What you will do:
Output every record word for word.

Records supplied:
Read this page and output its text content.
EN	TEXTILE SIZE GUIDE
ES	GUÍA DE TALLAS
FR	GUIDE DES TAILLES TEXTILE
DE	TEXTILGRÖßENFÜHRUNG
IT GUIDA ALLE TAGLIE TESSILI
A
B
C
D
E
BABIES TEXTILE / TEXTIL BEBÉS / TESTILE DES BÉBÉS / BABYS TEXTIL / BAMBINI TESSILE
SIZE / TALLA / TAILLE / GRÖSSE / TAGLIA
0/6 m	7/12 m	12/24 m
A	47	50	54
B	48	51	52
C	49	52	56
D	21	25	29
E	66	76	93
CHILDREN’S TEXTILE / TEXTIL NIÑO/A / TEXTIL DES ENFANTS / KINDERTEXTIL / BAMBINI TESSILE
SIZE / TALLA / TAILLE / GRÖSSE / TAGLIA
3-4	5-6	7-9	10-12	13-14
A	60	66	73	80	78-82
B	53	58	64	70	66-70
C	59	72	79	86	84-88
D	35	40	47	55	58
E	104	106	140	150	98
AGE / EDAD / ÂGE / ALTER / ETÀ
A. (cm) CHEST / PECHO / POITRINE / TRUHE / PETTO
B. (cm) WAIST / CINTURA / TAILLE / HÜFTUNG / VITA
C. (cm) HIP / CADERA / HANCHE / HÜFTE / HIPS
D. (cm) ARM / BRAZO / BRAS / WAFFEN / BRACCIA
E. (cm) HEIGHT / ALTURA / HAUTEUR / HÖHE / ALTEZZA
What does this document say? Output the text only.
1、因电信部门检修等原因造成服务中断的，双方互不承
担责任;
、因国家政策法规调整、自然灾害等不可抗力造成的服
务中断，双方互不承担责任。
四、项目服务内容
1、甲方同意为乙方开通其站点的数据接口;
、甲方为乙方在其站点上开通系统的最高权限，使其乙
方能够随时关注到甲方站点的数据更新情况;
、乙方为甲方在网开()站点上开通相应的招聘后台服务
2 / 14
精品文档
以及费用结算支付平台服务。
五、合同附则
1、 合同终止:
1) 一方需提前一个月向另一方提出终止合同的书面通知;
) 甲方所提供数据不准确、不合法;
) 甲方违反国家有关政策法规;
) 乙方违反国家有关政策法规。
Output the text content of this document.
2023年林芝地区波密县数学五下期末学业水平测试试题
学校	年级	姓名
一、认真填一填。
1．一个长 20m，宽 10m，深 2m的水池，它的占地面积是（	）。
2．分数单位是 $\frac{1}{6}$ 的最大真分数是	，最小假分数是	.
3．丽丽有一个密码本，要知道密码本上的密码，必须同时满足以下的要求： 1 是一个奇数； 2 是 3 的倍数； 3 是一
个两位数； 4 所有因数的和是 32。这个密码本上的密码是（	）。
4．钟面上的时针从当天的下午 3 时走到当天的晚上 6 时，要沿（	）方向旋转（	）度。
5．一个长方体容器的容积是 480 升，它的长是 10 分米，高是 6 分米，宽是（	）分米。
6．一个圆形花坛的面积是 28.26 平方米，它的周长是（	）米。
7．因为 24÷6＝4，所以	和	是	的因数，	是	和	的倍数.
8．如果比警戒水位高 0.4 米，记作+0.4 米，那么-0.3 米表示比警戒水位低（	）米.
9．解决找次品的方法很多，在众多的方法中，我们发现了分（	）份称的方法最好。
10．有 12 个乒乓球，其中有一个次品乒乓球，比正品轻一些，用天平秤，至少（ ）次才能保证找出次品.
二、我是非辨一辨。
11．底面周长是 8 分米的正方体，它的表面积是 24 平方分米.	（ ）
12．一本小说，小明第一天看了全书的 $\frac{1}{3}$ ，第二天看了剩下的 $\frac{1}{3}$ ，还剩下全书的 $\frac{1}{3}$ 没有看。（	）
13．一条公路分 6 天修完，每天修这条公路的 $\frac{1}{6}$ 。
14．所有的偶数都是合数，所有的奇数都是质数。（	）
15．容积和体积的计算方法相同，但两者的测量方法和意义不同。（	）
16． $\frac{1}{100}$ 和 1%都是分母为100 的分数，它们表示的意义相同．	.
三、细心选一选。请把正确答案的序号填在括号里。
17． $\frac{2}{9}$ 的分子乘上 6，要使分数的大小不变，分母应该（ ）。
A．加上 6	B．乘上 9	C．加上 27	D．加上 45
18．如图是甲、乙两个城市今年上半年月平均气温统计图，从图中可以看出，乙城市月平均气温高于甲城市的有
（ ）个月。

Completed exercise:
Read this page and output its text content.
EN	TEXTILE SIZE GUIDE
ES	GUÍA DE TALLAS
FR	GUIDE DES TAILLES TEXTILE
DE	TEXTILGRÖßENFÜHRUNG
IT GUIDA ALLE TAGLIE TESSILI
A
B
C
D
E
BABIES TEXTILE / TEXTIL BEBÉS / TESTILE DES BÉBÉS / BABYS TEXTIL / BAMBINI TESSILE
SIZE / TALLA / TAILLE / GRÖSSE / TAGLIA
0/6 m	7/12 m	12/24 m
A	47	50	54
B	48	51	52
C	49	52	56
D	21	25	29
E	66	76	93
CHILDREN’S TEXTILE / TEXTIL NIÑO/A / TEXTIL DES ENFANTS / KINDERTEXTIL / BAMBINI TESSILE
SIZE / TALLA / TAILLE / GRÖSSE / TAGLIA
3-4	5-6	7-9	10-12	13-14
A	60	66	73	80	78-82
B	53	58	64	70	66-70
C	59	72	79	86	84-88
D	35	40	47	55	58
E	104	106	140	150	98
AGE / EDAD / ÂGE / ALTER / ETÀ
A. (cm) CHEST / PECHO / POITRINE / TRUHE / PETTO
B. (cm) WAIST / CINTURA / TAILLE / HÜFTUNG / VITA
C. (cm) HIP / CADERA / HANCHE / HÜFTE / HIPS
D. (cm) ARM / BRAZO / BRAS / WAFFEN / BRACCIA
E. (cm) HEIGHT / ALTURA / HAUTEUR / HÖHE / ALTEZZA
What does this document say? Output the text only.
1、因电信部门检修等原因造成服务中断的，双方互不承
担责任;
、因国家政策法规调整、自然灾害等不可抗力造成的服
务中断，双方互不承担责任。
四、项目服务内容
1、甲方同意为乙方开通其站点的数据接口;
、甲方为乙方在其站点上开通系统的最高权限，使其乙
方能够随时关注到甲方站点的数据更新情况;
、乙方为甲方在网开()站点上开通相应的招聘后台服务
2 / 14
精品文档
以及费用结算支付平台服务。
五、合同附则
1、 合同终止:
1) 一方需提前一个月向另一方提出终止合同的书面通知;
) 甲方所提供数据不准确、不合法;
) 甲方违反国家有关政策法规;
) 乙方违反国家有关政策法规。
Output the text content of this document.
2023年林芝地区波密县数学五下期末学业水平测试试题
学校	年级	姓名
一、认真填一填。
1．一个长 20m，宽 10m，深 2m的水池，它的占地面积是（	）。
2．分数单位是 $\frac{1}{6}$ 的最大真分数是	，最小假分数是	.
3．丽丽有一个密码本，要知道密码本上的密码，必须同时满足以下的要求： 1 是一个奇数； 2 是 3 的倍数； 3 是一
个两位数； 4 所有因数的和是 32。这个密码本上的密码是（	）。
4．钟面上的时针从当天的下午 3 时走到当天的晚上 6 时，要沿（	）方向旋转（	）度。
5．一个长方体容器的容积是 480 升，它的长是 10 分米，高是 6 分米，宽是（	）分米。
6．一个圆形花坛的面积是 28.26 平方米，它的周长是（	）米。
7．因为 24÷6＝4，所以	和	是	的因数，	是	和	的倍数.
8．如果比警戒水位高 0.4 米，记作+0.4 米，那么-0.3 米表示比警戒水位低（	）米.
9．解决找次品的方法很多，在众多的方法中，我们发现了分（	）份称的方法最好。
10．有 12 个乒乓球，其中有一个次品乒乓球，比正品轻一些，用天平秤，至少（ ）次才能保证找出次品.
二、我是非辨一辨。
11．底面周长是 8 分米的正方体，它的表面积是 24 平方分米.	（ ）
12．一本小说，小明第一天看了全书的 $\frac{1}{3}$ ，第二天看了剩下的 $\frac{1}{3}$ ，还剩下全书的 $\frac{1}{3}$ 没有看。（	）
13．一条公路分 6 天修完，每天修这条公路的 $\frac{1}{6}$ 。
14．所有的偶数都是合数，所有的奇数都是质数。（	）
15．容积和体积的计算方法相同，但两者的测量方法和意义不同。（	）
16． $\frac{1}{100}$ 和 1%都是分母为100 的分数，它们表示的意义相同．	.
三、细心选一选。请把正确答案的序号填在括号里。
17． $\frac{2}{9}$ 的分子乘上 6，要使分数的大小不变，分母应该（ ）。
A．加上 6	B．乘上 9	C．加上 27	D．加上 45
18．如图是甲、乙两个城市今年上半年月平均气温统计图，从图中可以看出，乙城市月平均气温高于甲城市的有
（ ）个月。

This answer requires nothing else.